→ GIVEN DATA:
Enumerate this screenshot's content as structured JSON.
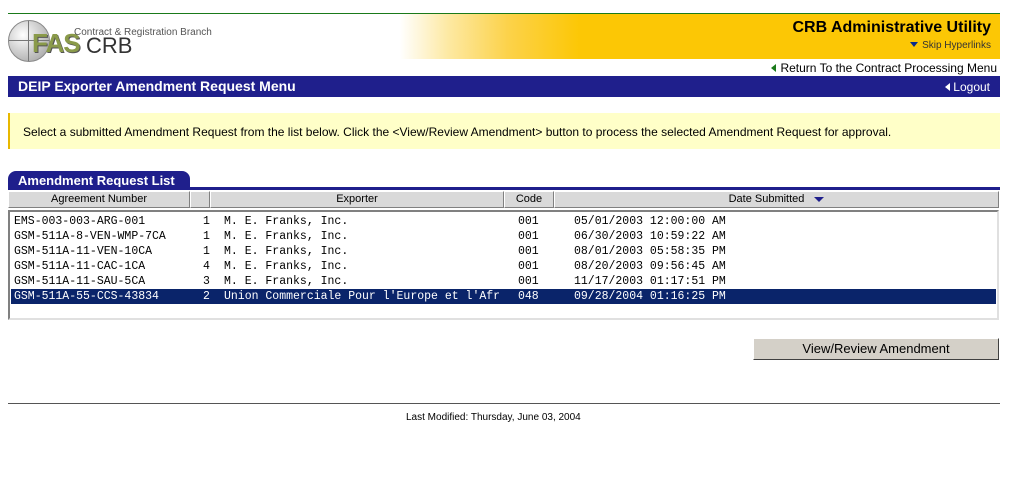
{
  "header": {
    "logo_sub": "Contract & Registration Branch",
    "logo_fas": "FAS",
    "logo_crb": "CRB",
    "app_title": "CRB Administrative Utility",
    "skip_link": "Skip Hyperlinks",
    "return_link": "Return To the Contract Processing Menu"
  },
  "menu_bar": {
    "title": "DEIP Exporter Amendment Request Menu",
    "logout": "Logout"
  },
  "instruction": "Select a submitted Amendment Request from the list below.  Click the <View/Review Amendment> button to process the selected Amendment Request for approval.",
  "list": {
    "tab_label": "Amendment Request List",
    "columns": {
      "agreement": "Agreement Number",
      "num": "",
      "exporter": "Exporter",
      "code": "Code",
      "date": "Date Submitted"
    },
    "rows": [
      {
        "agreement": "EMS-003-003-ARG-001",
        "num": "1",
        "exporter": "M. E. Franks, Inc.",
        "code": "001",
        "date": "05/01/2003 12:00:00 AM"
      },
      {
        "agreement": "GSM-511A-8-VEN-WMP-7CA",
        "num": "1",
        "exporter": "M. E. Franks, Inc.",
        "code": "001",
        "date": "06/30/2003 10:59:22 AM"
      },
      {
        "agreement": "GSM-511A-11-VEN-10CA",
        "num": "1",
        "exporter": "M. E. Franks, Inc.",
        "code": "001",
        "date": "08/01/2003 05:58:35 PM"
      },
      {
        "agreement": "GSM-511A-11-CAC-1CA",
        "num": "4",
        "exporter": "M. E. Franks, Inc.",
        "code": "001",
        "date": "08/20/2003 09:56:45 AM"
      },
      {
        "agreement": "GSM-511A-11-SAU-5CA",
        "num": "3",
        "exporter": "M. E. Franks, Inc.",
        "code": "001",
        "date": "11/17/2003 01:17:51 PM"
      },
      {
        "agreement": "GSM-511A-55-CCS-43834",
        "num": "2",
        "exporter": "Union Commerciale Pour l'Europe et l'Afr",
        "code": "048",
        "date": "09/28/2004 01:16:25 PM"
      }
    ],
    "selected_index": 5
  },
  "button": {
    "view_review_label": "View/Review Amendment"
  },
  "footer": {
    "last_modified": "Last Modified:  Thursday, June 03, 2004"
  },
  "colors": {
    "nav_blue": "#1f1f8c",
    "selection": "#0a246a",
    "banner_yellow": "#fcc705",
    "instruction_bg": "#ffffc8"
  }
}
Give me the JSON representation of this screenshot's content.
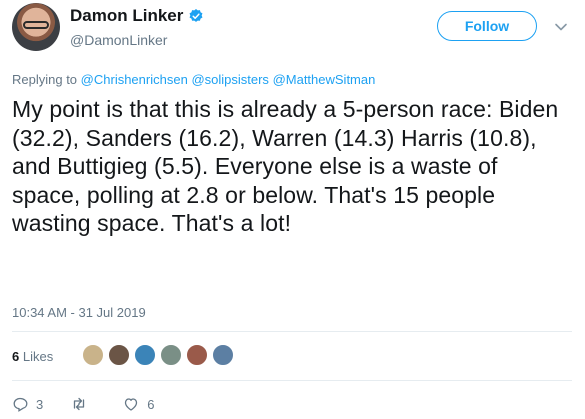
{
  "author": {
    "display_name": "Damon Linker",
    "handle": "@DamonLinker",
    "avatar_icon": "user-avatar-photo",
    "verified_icon": "verified-badge-icon"
  },
  "follow_label": "Follow",
  "reply_prefix": "Replying to",
  "reply_mentions": [
    "@Chrishenrichsen",
    "@solipsisters",
    "@MatthewSitman"
  ],
  "tweet_text": "My point is that this is already a 5-person race: Biden (32.2), Sanders (16.2), Warren (14.3) Harris (10.8), and Buttigieg (5.5). Everyone else is a waste of space, polling at 2.8 or below. That's 15 people wasting space. That's a lot!",
  "timestamp": "10:34 AM - 31 Jul 2019",
  "likes": {
    "count": "6",
    "label": "Likes"
  },
  "likers": [
    {
      "color": "#c9b38a"
    },
    {
      "color": "#6b5546"
    },
    {
      "color": "#3b84b8"
    },
    {
      "color": "#7a8f86"
    },
    {
      "color": "#9a5a4a"
    },
    {
      "color": "#5c7fa3"
    }
  ],
  "actions": {
    "replies": "3",
    "retweets": "",
    "likes": "6"
  },
  "colors": {
    "accent": "#1da1f2",
    "muted": "#657786"
  }
}
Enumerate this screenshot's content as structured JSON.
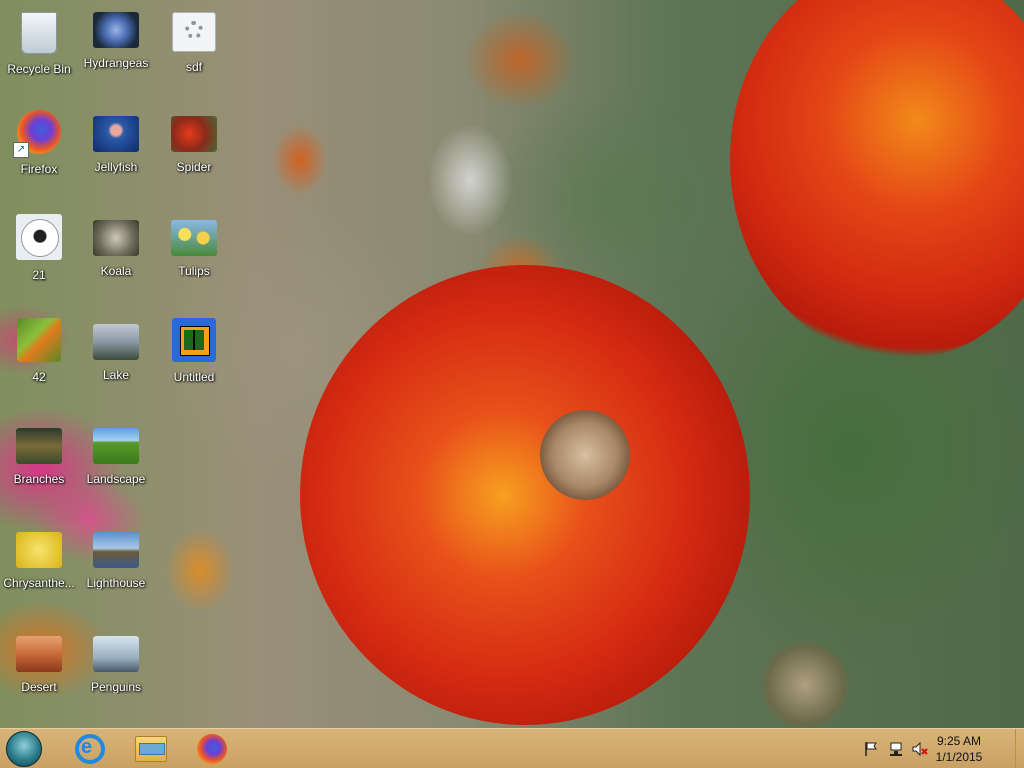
{
  "desktop": {
    "icons": [
      {
        "id": "recycle-bin",
        "label": "Recycle Bin",
        "icon": "recycle-bin-icon"
      },
      {
        "id": "hydrangeas",
        "label": "Hydrangeas",
        "icon": "image-file-icon"
      },
      {
        "id": "sdf",
        "label": "sdf",
        "icon": "settings-file-icon"
      },
      {
        "id": "firefox",
        "label": "Firefox",
        "icon": "firefox-icon"
      },
      {
        "id": "jellyfish",
        "label": "Jellyfish",
        "icon": "image-file-icon"
      },
      {
        "id": "spider",
        "label": "Spider",
        "icon": "image-file-icon"
      },
      {
        "id": "21",
        "label": "21",
        "icon": "soccer-ball-icon"
      },
      {
        "id": "koala",
        "label": "Koala",
        "icon": "image-file-icon"
      },
      {
        "id": "tulips",
        "label": "Tulips",
        "icon": "image-file-icon"
      },
      {
        "id": "42",
        "label": "42",
        "icon": "image-file-icon"
      },
      {
        "id": "lake",
        "label": "Lake",
        "icon": "image-file-icon"
      },
      {
        "id": "untitled",
        "label": "Untitled",
        "icon": "app-icon"
      },
      {
        "id": "branches",
        "label": "Branches",
        "icon": "image-file-icon"
      },
      {
        "id": "landscape",
        "label": "Landscape",
        "icon": "image-file-icon"
      },
      {
        "id": "chrysanthemum",
        "label": "Chrysanthe...",
        "icon": "image-file-icon"
      },
      {
        "id": "lighthouse",
        "label": "Lighthouse",
        "icon": "image-file-icon"
      },
      {
        "id": "desert",
        "label": "Desert",
        "icon": "image-file-icon"
      },
      {
        "id": "penguins",
        "label": "Penguins",
        "icon": "image-file-icon"
      }
    ]
  },
  "taskbar": {
    "start": {
      "icon": "start-orb-icon"
    },
    "pinned": [
      {
        "id": "ie",
        "icon": "internet-explorer-icon"
      },
      {
        "id": "explorer",
        "icon": "file-explorer-icon"
      },
      {
        "id": "firefox",
        "icon": "firefox-icon"
      }
    ],
    "tray": {
      "time": "9:25 AM",
      "date": "1/1/2015",
      "icons": [
        "action-center-flag-icon",
        "network-icon",
        "volume-muted-icon"
      ]
    }
  },
  "colors": {
    "taskbar": "#cfa86d",
    "label_text": "#ffffff"
  }
}
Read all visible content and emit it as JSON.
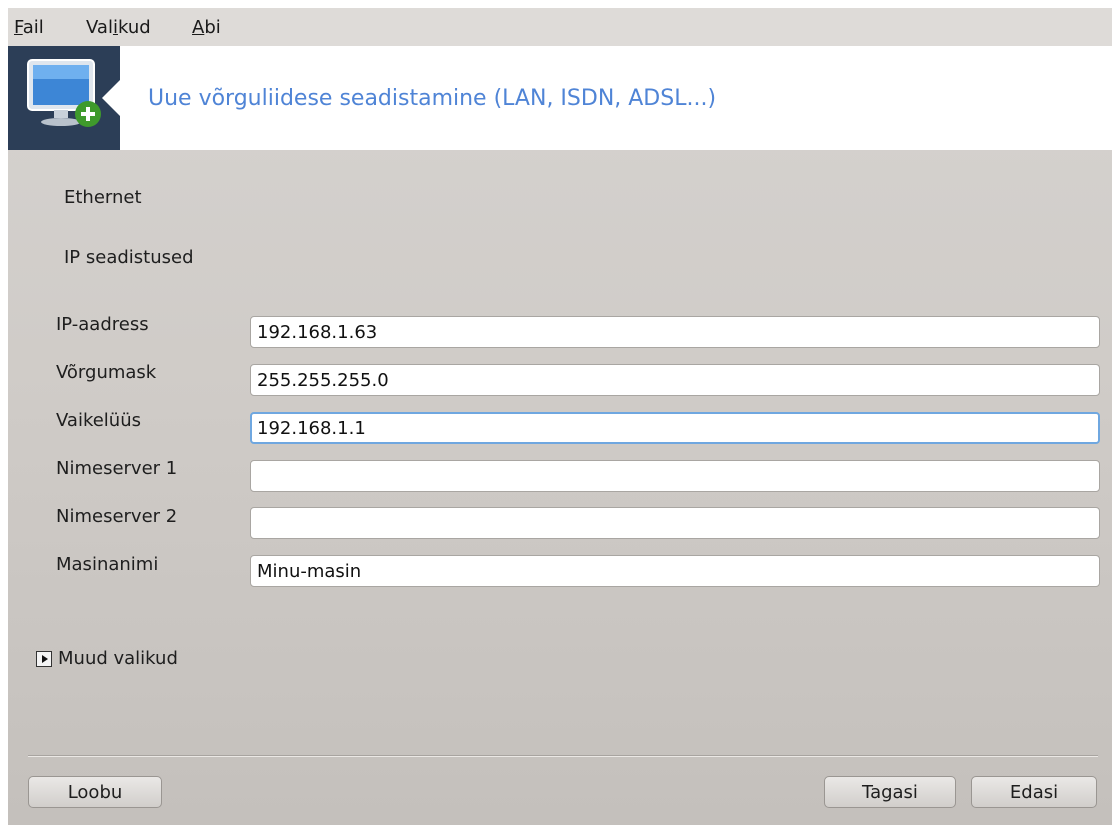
{
  "menubar": {
    "items": [
      {
        "prefix": "",
        "accel": "F",
        "rest": "ail"
      },
      {
        "prefix": "Val",
        "accel": "i",
        "rest": "kud"
      },
      {
        "prefix": "",
        "accel": "A",
        "rest": "bi"
      }
    ]
  },
  "banner": {
    "title": "Uue võrguliidese seadistamine (LAN, ISDN, ADSL...)",
    "icon": "network-monitor-add-icon"
  },
  "sections": {
    "ethernet": "Ethernet",
    "ip_settings": "IP seadistused"
  },
  "fields": [
    {
      "label": "IP-aadress",
      "value": "192.168.1.63"
    },
    {
      "label": "Võrgumask",
      "value": "255.255.255.0"
    },
    {
      "label": "Vaikelüüs",
      "value": "192.168.1.1"
    },
    {
      "label": "Nimeserver 1",
      "value": ""
    },
    {
      "label": "Nimeserver 2",
      "value": ""
    },
    {
      "label": "Masinanimi",
      "value": "Minu-masin"
    }
  ],
  "expander": {
    "label": "Muud valikud",
    "icon": "expander-arrow-icon"
  },
  "buttons": {
    "cancel": "Loobu",
    "back": "Tagasi",
    "next": "Edasi"
  },
  "colors": {
    "banner_title": "#4f84d6",
    "banner_icon_bg": "#2c3e57",
    "focus_border": "#6fa7e0"
  }
}
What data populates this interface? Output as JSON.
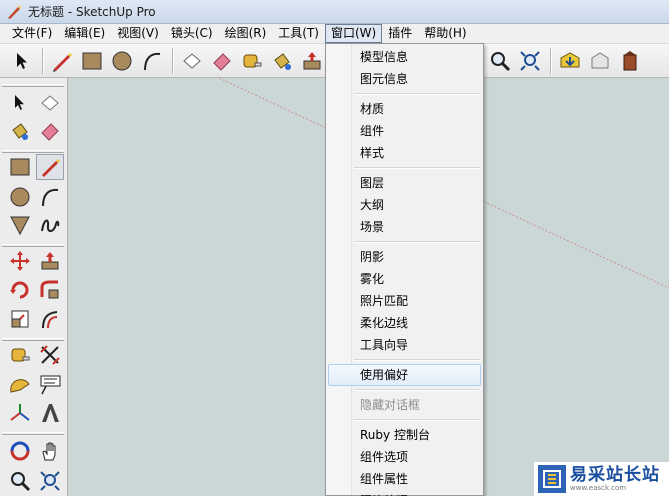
{
  "window": {
    "title": "无标题 - SketchUp Pro"
  },
  "menubar": [
    {
      "label": "文件(F)"
    },
    {
      "label": "编辑(E)"
    },
    {
      "label": "视图(V)"
    },
    {
      "label": "镜头(C)"
    },
    {
      "label": "绘图(R)"
    },
    {
      "label": "工具(T)"
    },
    {
      "label": "窗口(W)",
      "open": true
    },
    {
      "label": "插件"
    },
    {
      "label": "帮助(H)"
    }
  ],
  "window_menu": {
    "items": [
      {
        "label": "模型信息"
      },
      {
        "label": "图元信息"
      },
      {
        "label": "材质"
      },
      {
        "label": "组件"
      },
      {
        "label": "样式"
      },
      {
        "label": "图层"
      },
      {
        "label": "大纲"
      },
      {
        "label": "场景"
      },
      {
        "label": "阴影"
      },
      {
        "label": "雾化"
      },
      {
        "label": "照片匹配"
      },
      {
        "label": "柔化边线"
      },
      {
        "label": "工具向导"
      },
      {
        "label": "使用偏好",
        "highlighted": true
      },
      {
        "label": "隐藏对话框",
        "disabled": true
      },
      {
        "label": "Ruby 控制台"
      },
      {
        "label": "组件选项"
      },
      {
        "label": "组件属性"
      },
      {
        "label": "照片纹理"
      }
    ]
  },
  "toolbar_icons": [
    "select-icon",
    "pencil-icon",
    "rectangle-icon",
    "circle-icon",
    "arc-icon",
    "eraser-outline-icon",
    "eraser-icon",
    "tape-measure-icon",
    "paint-bucket-icon",
    "push-pull-icon",
    "orbit-icon",
    "search-icon",
    "zoom-extents-icon",
    "warehouse-icon",
    "share-icon",
    "building-icon"
  ],
  "watermark": {
    "brand": "易采站长站",
    "url": "www.easck.com"
  },
  "colors": {
    "canvas": "#cbd7d6",
    "menu_bg": "#f1f1f1",
    "highlight": "#dce9f8",
    "sketch_tan": "#a88a5e"
  }
}
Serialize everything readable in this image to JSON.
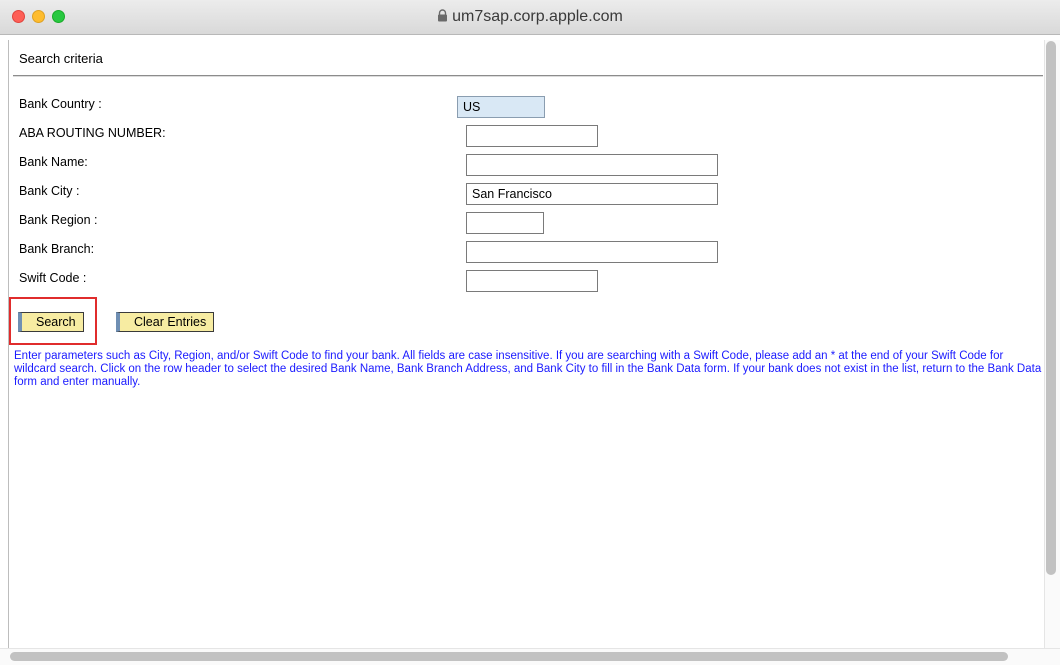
{
  "window": {
    "title": "um7sap.corp.apple.com",
    "lock_icon": "lock-icon"
  },
  "form": {
    "section_title": "Search criteria",
    "fields": {
      "bank_country": {
        "label": "Bank Country :",
        "value": "US"
      },
      "aba_routing": {
        "label": "ABA ROUTING NUMBER:",
        "value": ""
      },
      "bank_name": {
        "label": "Bank Name:",
        "value": ""
      },
      "bank_city": {
        "label": "Bank City :",
        "value": "San Francisco"
      },
      "bank_region": {
        "label": "Bank Region :",
        "value": ""
      },
      "bank_branch": {
        "label": "Bank Branch:",
        "value": ""
      },
      "swift_code": {
        "label": "Swift Code :",
        "value": ""
      }
    },
    "buttons": {
      "search": "Search",
      "clear": "Clear Entries"
    },
    "help_text": "Enter parameters such as City, Region, and/or Swift Code to find your bank. All fields are case insensitive. If you are searching with a Swift Code, please add an * at the end of your Swift Code for wildcard search. Click on the row header to select the desired Bank Name, Bank Branch Address, and Bank City to fill in the Bank Data form. If your bank does not exist in the list, return to the Bank Data form and enter manually."
  },
  "colors": {
    "button_bg": "#f7eca2",
    "help_text": "#1a1aff",
    "highlight": "#e02c2c",
    "readonly_field_bg": "#d9e8f5"
  }
}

→ EXERCISE DIRECTIONS:
Using the records above, copy each line that contains "content".

→ THE SOLUTION:
Enumerate this screenshot's content as structured JSON.
Give me the JSON representation of this screenshot's content.
Enumerate this screenshot's content as structured JSON.
Read all visible content and emit it as JSON.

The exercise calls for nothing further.